Copy out each line exactly as it appears.

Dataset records
-- START --

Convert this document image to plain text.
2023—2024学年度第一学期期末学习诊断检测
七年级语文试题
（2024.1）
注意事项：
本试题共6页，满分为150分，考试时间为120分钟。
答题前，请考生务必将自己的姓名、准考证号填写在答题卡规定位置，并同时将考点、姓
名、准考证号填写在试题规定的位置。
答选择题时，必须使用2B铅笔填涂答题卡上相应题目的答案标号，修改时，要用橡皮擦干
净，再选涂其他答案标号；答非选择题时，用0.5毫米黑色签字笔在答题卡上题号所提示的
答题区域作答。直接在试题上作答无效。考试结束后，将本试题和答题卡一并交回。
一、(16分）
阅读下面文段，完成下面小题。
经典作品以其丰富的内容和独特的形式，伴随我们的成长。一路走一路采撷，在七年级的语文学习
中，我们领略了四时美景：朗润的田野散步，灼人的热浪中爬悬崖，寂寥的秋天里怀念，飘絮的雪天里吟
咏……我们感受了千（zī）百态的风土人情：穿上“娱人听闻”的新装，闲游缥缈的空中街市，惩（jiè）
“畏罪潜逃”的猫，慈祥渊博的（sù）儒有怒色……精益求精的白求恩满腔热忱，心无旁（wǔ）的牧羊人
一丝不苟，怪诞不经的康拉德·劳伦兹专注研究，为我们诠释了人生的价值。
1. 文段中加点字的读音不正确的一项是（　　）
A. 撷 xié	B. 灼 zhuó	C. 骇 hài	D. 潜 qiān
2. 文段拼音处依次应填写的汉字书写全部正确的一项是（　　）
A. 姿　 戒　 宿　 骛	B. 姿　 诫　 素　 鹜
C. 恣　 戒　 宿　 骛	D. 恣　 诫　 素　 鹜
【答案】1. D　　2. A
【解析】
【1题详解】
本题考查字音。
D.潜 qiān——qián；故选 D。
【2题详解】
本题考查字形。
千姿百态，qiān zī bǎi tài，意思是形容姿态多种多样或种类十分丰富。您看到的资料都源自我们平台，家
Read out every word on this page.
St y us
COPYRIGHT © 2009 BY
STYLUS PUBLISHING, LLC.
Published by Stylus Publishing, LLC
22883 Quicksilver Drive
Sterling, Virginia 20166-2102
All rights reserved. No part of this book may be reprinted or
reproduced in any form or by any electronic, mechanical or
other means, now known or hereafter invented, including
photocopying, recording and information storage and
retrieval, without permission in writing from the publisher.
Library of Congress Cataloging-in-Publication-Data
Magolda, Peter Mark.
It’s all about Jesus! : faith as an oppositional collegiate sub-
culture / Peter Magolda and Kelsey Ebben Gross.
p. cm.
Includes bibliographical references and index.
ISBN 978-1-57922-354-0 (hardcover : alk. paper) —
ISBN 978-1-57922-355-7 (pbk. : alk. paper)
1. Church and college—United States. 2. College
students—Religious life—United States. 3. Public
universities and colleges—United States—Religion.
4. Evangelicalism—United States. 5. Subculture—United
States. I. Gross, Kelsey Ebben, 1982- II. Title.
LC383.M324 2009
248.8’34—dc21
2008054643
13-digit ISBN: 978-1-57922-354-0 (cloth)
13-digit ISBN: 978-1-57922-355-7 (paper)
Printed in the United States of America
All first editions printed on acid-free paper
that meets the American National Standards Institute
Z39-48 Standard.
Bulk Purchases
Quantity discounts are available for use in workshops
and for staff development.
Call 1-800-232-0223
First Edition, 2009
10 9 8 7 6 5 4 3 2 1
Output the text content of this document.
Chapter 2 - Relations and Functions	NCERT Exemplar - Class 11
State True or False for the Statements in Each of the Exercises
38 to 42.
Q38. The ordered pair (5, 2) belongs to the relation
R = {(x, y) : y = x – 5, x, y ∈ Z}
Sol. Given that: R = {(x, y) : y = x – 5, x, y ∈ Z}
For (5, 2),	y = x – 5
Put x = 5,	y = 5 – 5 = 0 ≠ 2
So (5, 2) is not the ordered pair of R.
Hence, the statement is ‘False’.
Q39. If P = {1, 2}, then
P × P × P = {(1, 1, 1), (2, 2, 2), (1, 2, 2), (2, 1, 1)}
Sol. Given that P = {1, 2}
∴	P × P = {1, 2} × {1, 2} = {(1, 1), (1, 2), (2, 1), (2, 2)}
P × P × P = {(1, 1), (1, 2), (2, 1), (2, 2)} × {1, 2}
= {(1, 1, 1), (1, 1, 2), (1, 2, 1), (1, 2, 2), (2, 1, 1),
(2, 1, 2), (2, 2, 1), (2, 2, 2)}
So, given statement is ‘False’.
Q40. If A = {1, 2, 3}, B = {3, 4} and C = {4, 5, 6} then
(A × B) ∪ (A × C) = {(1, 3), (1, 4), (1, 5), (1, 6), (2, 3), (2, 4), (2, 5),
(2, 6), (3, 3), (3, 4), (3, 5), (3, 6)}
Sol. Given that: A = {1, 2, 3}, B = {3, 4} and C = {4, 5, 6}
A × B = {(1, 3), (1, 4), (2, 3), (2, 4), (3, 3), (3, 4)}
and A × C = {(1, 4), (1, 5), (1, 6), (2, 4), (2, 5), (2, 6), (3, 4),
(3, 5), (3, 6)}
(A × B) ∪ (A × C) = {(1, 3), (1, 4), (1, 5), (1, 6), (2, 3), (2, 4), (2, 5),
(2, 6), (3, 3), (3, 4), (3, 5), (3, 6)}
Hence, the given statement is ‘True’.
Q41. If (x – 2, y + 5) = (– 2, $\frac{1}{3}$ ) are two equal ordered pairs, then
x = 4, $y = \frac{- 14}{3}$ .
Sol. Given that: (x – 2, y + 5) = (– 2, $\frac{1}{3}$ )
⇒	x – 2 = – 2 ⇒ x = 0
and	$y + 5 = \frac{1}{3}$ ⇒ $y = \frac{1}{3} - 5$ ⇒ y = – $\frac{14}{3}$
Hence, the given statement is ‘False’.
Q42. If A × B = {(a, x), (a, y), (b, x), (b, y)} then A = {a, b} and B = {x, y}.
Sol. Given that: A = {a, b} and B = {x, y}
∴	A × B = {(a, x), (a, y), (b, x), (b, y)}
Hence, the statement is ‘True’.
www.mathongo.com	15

-- END --

*CORRECT OUTPUT*.
Convert this document image to plain text.
2023—2024学年度第一学期期末学习诊断检测
七年级语文试题
（2024.1）
注意事项：
本试题共6页，满分为150分，考试时间为120分钟。
答题前，请考生务必将自己的姓名、准考证号填写在答题卡规定位置，并同时将考点、姓
名、准考证号填写在试题规定的位置。
答选择题时，必须使用2B铅笔填涂答题卡上相应题目的答案标号，修改时，要用橡皮擦干
净，再选涂其他答案标号；答非选择题时，用0.5毫米黑色签字笔在答题卡上题号所提示的
答题区域作答。直接在试题上作答无效。考试结束后，将本试题和答题卡一并交回。
一、(16分）
阅读下面文段，完成下面小题。
经典作品以其丰富的内容和独特的形式，伴随我们的成长。一路走一路采撷，在七年级的语文学习
中，我们领略了四时美景：朗润的田野散步，灼人的热浪中爬悬崖，寂寥的秋天里怀念，飘絮的雪天里吟
咏……我们感受了千（zī）百态的风土人情：穿上“娱人听闻”的新装，闲游缥缈的空中街市，惩（jiè）
“畏罪潜逃”的猫，慈祥渊博的（sù）儒有怒色……精益求精的白求恩满腔热忱，心无旁（wǔ）的牧羊人
一丝不苟，怪诞不经的康拉德·劳伦兹专注研究，为我们诠释了人生的价值。
1. 文段中加点字的读音不正确的一项是（　　）
A. 撷 xié	B. 灼 zhuó	C. 骇 hài	D. 潜 qiān
2. 文段拼音处依次应填写的汉字书写全部正确的一项是（　　）
A. 姿　 戒　 宿　 骛	B. 姿　 诫　 素　 鹜
C. 恣　 戒　 宿　 骛	D. 恣　 诫　 素　 鹜
【答案】1. D　　2. A
【解析】
【1题详解】
本题考查字音。
D.潜 qiān——qián；故选 D。
【2题详解】
本题考查字形。
千姿百态，qiān zī bǎi tài，意思是形容姿态多种多样或种类十分丰富。您看到的资料都源自我们平台，家
Read out every word on this page.
St y us
COPYRIGHT © 2009 BY
STYLUS PUBLISHING, LLC.
Published by Stylus Publishing, LLC
22883 Quicksilver Drive
Sterling, Virginia 20166-2102
All rights reserved. No part of this book may be reprinted or
reproduced in any form or by any electronic, mechanical or
other means, now known or hereafter invented, including
photocopying, recording and information storage and
retrieval, without permission in writing from the publisher.
Library of Congress Cataloging-in-Publication-Data
Magolda, Peter Mark.
It’s all about Jesus! : faith as an oppositional collegiate sub-
culture / Peter Magolda and Kelsey Ebben Gross.
p. cm.
Includes bibliographical references and index.
ISBN 978-1-57922-354-0 (hardcover : alk. paper) —
ISBN 978-1-57922-355-7 (pbk. : alk. paper)
1. Church and college—United States. 2. College
students—Religious life—United States. 3. Public
universities and colleges—United States—Religion.
4. Evangelicalism—United States. 5. Subculture—United
States. I. Gross, Kelsey Ebben, 1982- II. Title.
LC383.M324 2009
248.8’34—dc21
2008054643
13-digit ISBN: 978-1-57922-354-0 (cloth)
13-digit ISBN: 978-1-57922-355-7 (paper)
Printed in the United States of America
All first editions printed on acid-free paper
that meets the American National Standards Institute
Z39-48 Standard.
Bulk Purchases
Quantity discounts are available for use in workshops
and for staff development.
Call 1-800-232-0223
First Edition, 2009
10 9 8 7 6 5 4 3 2 1
Output the text content of this document.
Chapter 2 - Relations and Functions	NCERT Exemplar - Class 11
State True or False for the Statements in Each of the Exercises
38 to 42.
Q38. The ordered pair (5, 2) belongs to the relation
R = {(x, y) : y = x – 5, x, y ∈ Z}
Sol. Given that: R = {(x, y) : y = x – 5, x, y ∈ Z}
For (5, 2),	y = x – 5
Put x = 5,	y = 5 – 5 = 0 ≠ 2
So (5, 2) is not the ordered pair of R.
Hence, the statement is ‘False’.
Q39. If P = {1, 2}, then
P × P × P = {(1, 1, 1), (2, 2, 2), (1, 2, 2), (2, 1, 1)}
Sol. Given that P = {1, 2}
∴	P × P = {1, 2} × {1, 2} = {(1, 1), (1, 2), (2, 1), (2, 2)}
P × P × P = {(1, 1), (1, 2), (2, 1), (2, 2)} × {1, 2}
= {(1, 1, 1), (1, 1, 2), (1, 2, 1), (1, 2, 2), (2, 1, 1),
(2, 1, 2), (2, 2, 1), (2, 2, 2)}
So, given statement is ‘False’.
Q40. If A = {1, 2, 3}, B = {3, 4} and C = {4, 5, 6} then
(A × B) ∪ (A × C) = {(1, 3), (1, 4), (1, 5), (1, 6), (2, 3), (2, 4), (2, 5),
(2, 6), (3, 3), (3, 4), (3, 5), (3, 6)}
Sol. Given that: A = {1, 2, 3}, B = {3, 4} and C = {4, 5, 6}
A × B = {(1, 3), (1, 4), (2, 3), (2, 4), (3, 3), (3, 4)}
and A × C = {(1, 4), (1, 5), (1, 6), (2, 4), (2, 5), (2, 6), (3, 4),
(3, 5), (3, 6)}
(A × B) ∪ (A × C) = {(1, 3), (1, 4), (1, 5), (1, 6), (2, 3), (2, 4), (2, 5),
(2, 6), (3, 3), (3, 4), (3, 5), (3, 6)}
Hence, the given statement is ‘True’.
Q41. If (x – 2, y + 5) = (– 2, $\frac{1}{3}$ ) are two equal ordered pairs, then
x = 4, $y = \frac{- 14}{3}$ .
Sol. Given that: (x – 2, y + 5) = (– 2, $\frac{1}{3}$ )
⇒	x – 2 = – 2 ⇒ x = 0
and	$y + 5 = \frac{1}{3}$ ⇒ $y = \frac{1}{3} - 5$ ⇒ y = – $\frac{14}{3}$
Hence, the given statement is ‘False’.
Q42. If A × B = {(a, x), (a, y), (b, x), (b, y)} then A = {a, b} and B = {x, y}.
Sol. Given that: A = {a, b} and B = {x, y}
∴	A × B = {(a, x), (a, y), (b, x), (b, y)}
Hence, the statement is ‘True’.
www.mathongo.com	15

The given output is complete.